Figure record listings
::::

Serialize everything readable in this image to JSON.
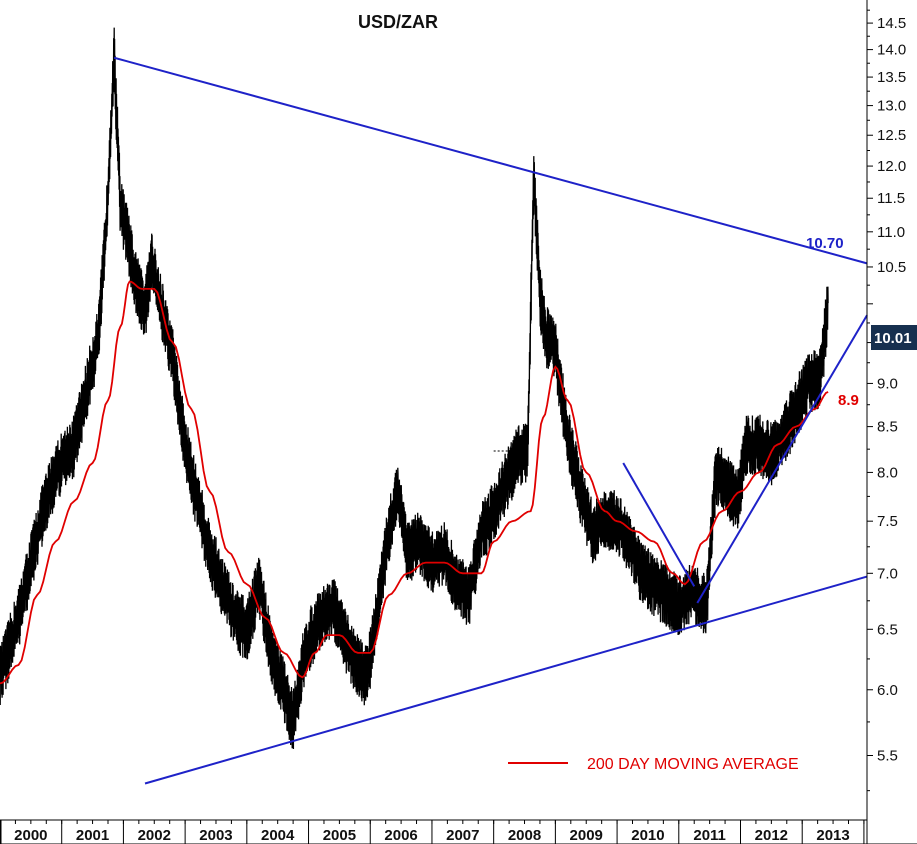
{
  "chart_data": {
    "type": "line",
    "title": "USD/ZAR",
    "xlabel": "",
    "ylabel": "",
    "y_scale": "log",
    "ylim": [
      5.05,
      14.95
    ],
    "xlim": [
      2000.0,
      2014.05
    ],
    "x_ticks": [
      "2000",
      "2001",
      "2002",
      "2003",
      "2004",
      "2005",
      "2006",
      "2007",
      "2008",
      "2009",
      "2010",
      "2011",
      "2012",
      "2013"
    ],
    "y_ticks": [
      "5.5",
      "6.0",
      "6.5",
      "7.0",
      "7.5",
      "8.0",
      "8.5",
      "9.0",
      "9.5",
      "10.0",
      "10.5",
      "11.0",
      "11.5",
      "12.0",
      "12.5",
      "13.0",
      "13.5",
      "14.0",
      "14.5"
    ],
    "grid": false,
    "legend_position": "bottom-right",
    "series": [
      {
        "name": "",
        "color": "#000000",
        "x": [
          2000.0,
          2000.3,
          2000.5,
          2000.7,
          2000.9,
          2001.0,
          2001.2,
          2001.4,
          2001.6,
          2001.75,
          2001.85,
          2001.95,
          2002.05,
          2002.2,
          2002.35,
          2002.45,
          2002.6,
          2002.8,
          2003.0,
          2003.2,
          2003.4,
          2003.6,
          2003.8,
          2004.0,
          2004.2,
          2004.4,
          2004.6,
          2004.75,
          2004.9,
          2005.0,
          2005.2,
          2005.4,
          2005.6,
          2005.8,
          2005.95,
          2006.1,
          2006.3,
          2006.45,
          2006.6,
          2006.8,
          2007.0,
          2007.2,
          2007.4,
          2007.6,
          2007.8,
          2008.0,
          2008.2,
          2008.4,
          2008.55,
          2008.65,
          2008.75,
          2008.85,
          2009.0,
          2009.2,
          2009.4,
          2009.6,
          2009.8,
          2010.0,
          2010.2,
          2010.4,
          2010.6,
          2010.8,
          2011.0,
          2011.15,
          2011.35,
          2011.45,
          2011.6,
          2011.75,
          2011.95,
          2012.1,
          2012.3,
          2012.5,
          2012.7,
          2012.9,
          2013.1,
          2013.3,
          2013.42
        ],
        "y": [
          6.1,
          6.6,
          7.1,
          7.6,
          8.0,
          8.1,
          8.3,
          8.9,
          9.6,
          11.5,
          13.85,
          11.4,
          11.0,
          10.3,
          9.9,
          10.6,
          10.0,
          9.3,
          8.3,
          7.7,
          7.2,
          6.9,
          6.6,
          6.5,
          6.9,
          6.3,
          6.0,
          5.75,
          6.2,
          6.4,
          6.6,
          6.7,
          6.4,
          6.2,
          6.1,
          6.6,
          7.4,
          7.8,
          7.2,
          7.3,
          7.1,
          7.2,
          6.9,
          6.8,
          7.4,
          7.6,
          7.9,
          8.2,
          8.2,
          11.9,
          10.1,
          9.6,
          9.4,
          8.4,
          7.8,
          7.4,
          7.5,
          7.5,
          7.3,
          7.0,
          6.9,
          6.8,
          6.7,
          6.8,
          6.8,
          6.7,
          8.0,
          7.9,
          7.7,
          8.3,
          8.3,
          8.2,
          8.4,
          8.7,
          9.0,
          9.1,
          10.01
        ]
      },
      {
        "name": "200 DAY MOVING AVERAGE",
        "color": "#e00000",
        "x": [
          2000.0,
          2000.3,
          2000.6,
          2000.9,
          2001.2,
          2001.5,
          2001.75,
          2001.95,
          2002.1,
          2002.3,
          2002.5,
          2002.8,
          2003.1,
          2003.4,
          2003.7,
          2004.0,
          2004.3,
          2004.6,
          2004.9,
          2005.1,
          2005.3,
          2005.5,
          2005.8,
          2006.0,
          2006.3,
          2006.6,
          2006.9,
          2007.2,
          2007.5,
          2007.8,
          2008.0,
          2008.3,
          2008.6,
          2008.8,
          2009.0,
          2009.2,
          2009.5,
          2009.8,
          2010.0,
          2010.3,
          2010.6,
          2010.9,
          2011.1,
          2011.4,
          2011.7,
          2012.0,
          2012.3,
          2012.6,
          2012.9,
          2013.2,
          2013.42
        ],
        "y": [
          6.05,
          6.2,
          6.8,
          7.3,
          7.7,
          8.1,
          8.8,
          9.7,
          10.3,
          10.2,
          10.2,
          9.5,
          8.7,
          7.8,
          7.2,
          6.9,
          6.6,
          6.3,
          6.1,
          6.3,
          6.45,
          6.45,
          6.3,
          6.3,
          6.8,
          7.0,
          7.1,
          7.1,
          7.0,
          7.0,
          7.3,
          7.5,
          7.6,
          8.6,
          9.2,
          8.8,
          8.0,
          7.6,
          7.5,
          7.4,
          7.3,
          7.0,
          6.9,
          7.3,
          7.6,
          7.8,
          8.0,
          8.3,
          8.5,
          8.7,
          8.9
        ]
      }
    ],
    "trendlines": [
      {
        "name": "upper-resistance",
        "color": "#1e22c8",
        "x": [
          2001.85,
          2014.05
        ],
        "y": [
          13.85,
          10.55
        ]
      },
      {
        "name": "lower-support",
        "color": "#1e22c8",
        "x": [
          2002.35,
          2014.05
        ],
        "y": [
          5.3,
          6.97
        ]
      },
      {
        "name": "steep-support",
        "color": "#1e22c8",
        "x": [
          2011.3,
          2014.05
        ],
        "y": [
          6.73,
          9.85
        ]
      },
      {
        "name": "falling-line",
        "color": "#1e22c8",
        "x": [
          2010.1,
          2011.25
        ],
        "y": [
          8.1,
          6.88
        ]
      }
    ],
    "reference_lines": [
      {
        "name": "dashed-level",
        "color": "#000000",
        "x": [
          2008.0,
          2008.55
        ],
        "y": [
          8.23,
          8.23
        ]
      }
    ],
    "annotations": [
      {
        "text": "10.70",
        "x": 2013.1,
        "y": 10.7,
        "color": "#1e22c8"
      },
      {
        "text": "8.9",
        "x": 2013.55,
        "y": 8.9,
        "color": "#e00000"
      }
    ],
    "last_value": {
      "text": "10.01",
      "value": 10.01
    }
  }
}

::::

# Task to carry out:
Return every line of the records exactly as given, pictures excluded.

# Full response:
Serialize everything readable in this image to JSON.
{
  "chart_data": {
    "type": "line",
    "title": "USD/ZAR",
    "xlabel": "",
    "ylabel": "",
    "y_scale": "log",
    "ylim": [
      5.05,
      14.95
    ],
    "xlim": [
      2000.0,
      2014.05
    ],
    "x_ticks": [
      "2000",
      "2001",
      "2002",
      "2003",
      "2004",
      "2005",
      "2006",
      "2007",
      "2008",
      "2009",
      "2010",
      "2011",
      "2012",
      "2013"
    ],
    "y_ticks": [
      "5.5",
      "6.0",
      "6.5",
      "7.0",
      "7.5",
      "8.0",
      "8.5",
      "9.0",
      "9.5",
      "10.0",
      "10.5",
      "11.0",
      "11.5",
      "12.0",
      "12.5",
      "13.0",
      "13.5",
      "14.0",
      "14.5"
    ],
    "grid": false,
    "legend_position": "bottom-right",
    "series": [
      {
        "name": "",
        "color": "#000000",
        "x": [
          2000.0,
          2000.3,
          2000.5,
          2000.7,
          2000.9,
          2001.0,
          2001.2,
          2001.4,
          2001.6,
          2001.75,
          2001.85,
          2001.95,
          2002.05,
          2002.2,
          2002.35,
          2002.45,
          2002.6,
          2002.8,
          2003.0,
          2003.2,
          2003.4,
          2003.6,
          2003.8,
          2004.0,
          2004.2,
          2004.4,
          2004.6,
          2004.75,
          2004.9,
          2005.0,
          2005.2,
          2005.4,
          2005.6,
          2005.8,
          2005.95,
          2006.1,
          2006.3,
          2006.45,
          2006.6,
          2006.8,
          2007.0,
          2007.2,
          2007.4,
          2007.6,
          2007.8,
          2008.0,
          2008.2,
          2008.4,
          2008.55,
          2008.65,
          2008.75,
          2008.85,
          2009.0,
          2009.2,
          2009.4,
          2009.6,
          2009.8,
          2010.0,
          2010.2,
          2010.4,
          2010.6,
          2010.8,
          2011.0,
          2011.15,
          2011.35,
          2011.45,
          2011.6,
          2011.75,
          2011.95,
          2012.1,
          2012.3,
          2012.5,
          2012.7,
          2012.9,
          2013.1,
          2013.3,
          2013.42
        ],
        "y": [
          6.1,
          6.6,
          7.1,
          7.6,
          8.0,
          8.1,
          8.3,
          8.9,
          9.6,
          11.5,
          13.85,
          11.4,
          11.0,
          10.3,
          9.9,
          10.6,
          10.0,
          9.3,
          8.3,
          7.7,
          7.2,
          6.9,
          6.6,
          6.5,
          6.9,
          6.3,
          6.0,
          5.75,
          6.2,
          6.4,
          6.6,
          6.7,
          6.4,
          6.2,
          6.1,
          6.6,
          7.4,
          7.8,
          7.2,
          7.3,
          7.1,
          7.2,
          6.9,
          6.8,
          7.4,
          7.6,
          7.9,
          8.2,
          8.2,
          11.9,
          10.1,
          9.6,
          9.4,
          8.4,
          7.8,
          7.4,
          7.5,
          7.5,
          7.3,
          7.0,
          6.9,
          6.8,
          6.7,
          6.8,
          6.8,
          6.7,
          8.0,
          7.9,
          7.7,
          8.3,
          8.3,
          8.2,
          8.4,
          8.7,
          9.0,
          9.1,
          10.01
        ]
      },
      {
        "name": "200 DAY MOVING AVERAGE",
        "color": "#e00000",
        "x": [
          2000.0,
          2000.3,
          2000.6,
          2000.9,
          2001.2,
          2001.5,
          2001.75,
          2001.95,
          2002.1,
          2002.3,
          2002.5,
          2002.8,
          2003.1,
          2003.4,
          2003.7,
          2004.0,
          2004.3,
          2004.6,
          2004.9,
          2005.1,
          2005.3,
          2005.5,
          2005.8,
          2006.0,
          2006.3,
          2006.6,
          2006.9,
          2007.2,
          2007.5,
          2007.8,
          2008.0,
          2008.3,
          2008.6,
          2008.8,
          2009.0,
          2009.2,
          2009.5,
          2009.8,
          2010.0,
          2010.3,
          2010.6,
          2010.9,
          2011.1,
          2011.4,
          2011.7,
          2012.0,
          2012.3,
          2012.6,
          2012.9,
          2013.2,
          2013.42
        ],
        "y": [
          6.05,
          6.2,
          6.8,
          7.3,
          7.7,
          8.1,
          8.8,
          9.7,
          10.3,
          10.2,
          10.2,
          9.5,
          8.7,
          7.8,
          7.2,
          6.9,
          6.6,
          6.3,
          6.1,
          6.3,
          6.45,
          6.45,
          6.3,
          6.3,
          6.8,
          7.0,
          7.1,
          7.1,
          7.0,
          7.0,
          7.3,
          7.5,
          7.6,
          8.6,
          9.2,
          8.8,
          8.0,
          7.6,
          7.5,
          7.4,
          7.3,
          7.0,
          6.9,
          7.3,
          7.6,
          7.8,
          8.0,
          8.3,
          8.5,
          8.7,
          8.9
        ]
      }
    ],
    "trendlines": [
      {
        "name": "upper-resistance",
        "color": "#1e22c8",
        "x": [
          2001.85,
          2014.05
        ],
        "y": [
          13.85,
          10.55
        ]
      },
      {
        "name": "lower-support",
        "color": "#1e22c8",
        "x": [
          2002.35,
          2014.05
        ],
        "y": [
          5.3,
          6.97
        ]
      },
      {
        "name": "steep-support",
        "color": "#1e22c8",
        "x": [
          2011.3,
          2014.05
        ],
        "y": [
          6.73,
          9.85
        ]
      },
      {
        "name": "falling-line",
        "color": "#1e22c8",
        "x": [
          2010.1,
          2011.25
        ],
        "y": [
          8.1,
          6.88
        ]
      }
    ],
    "reference_lines": [
      {
        "name": "dashed-level",
        "color": "#000000",
        "x": [
          2008.0,
          2008.55
        ],
        "y": [
          8.23,
          8.23
        ]
      }
    ],
    "annotations": [
      {
        "text": "10.70",
        "x": 2013.1,
        "y": 10.7,
        "color": "#1e22c8"
      },
      {
        "text": "8.9",
        "x": 2013.55,
        "y": 8.9,
        "color": "#e00000"
      }
    ],
    "last_value": {
      "text": "10.01",
      "value": 10.01
    }
  }
}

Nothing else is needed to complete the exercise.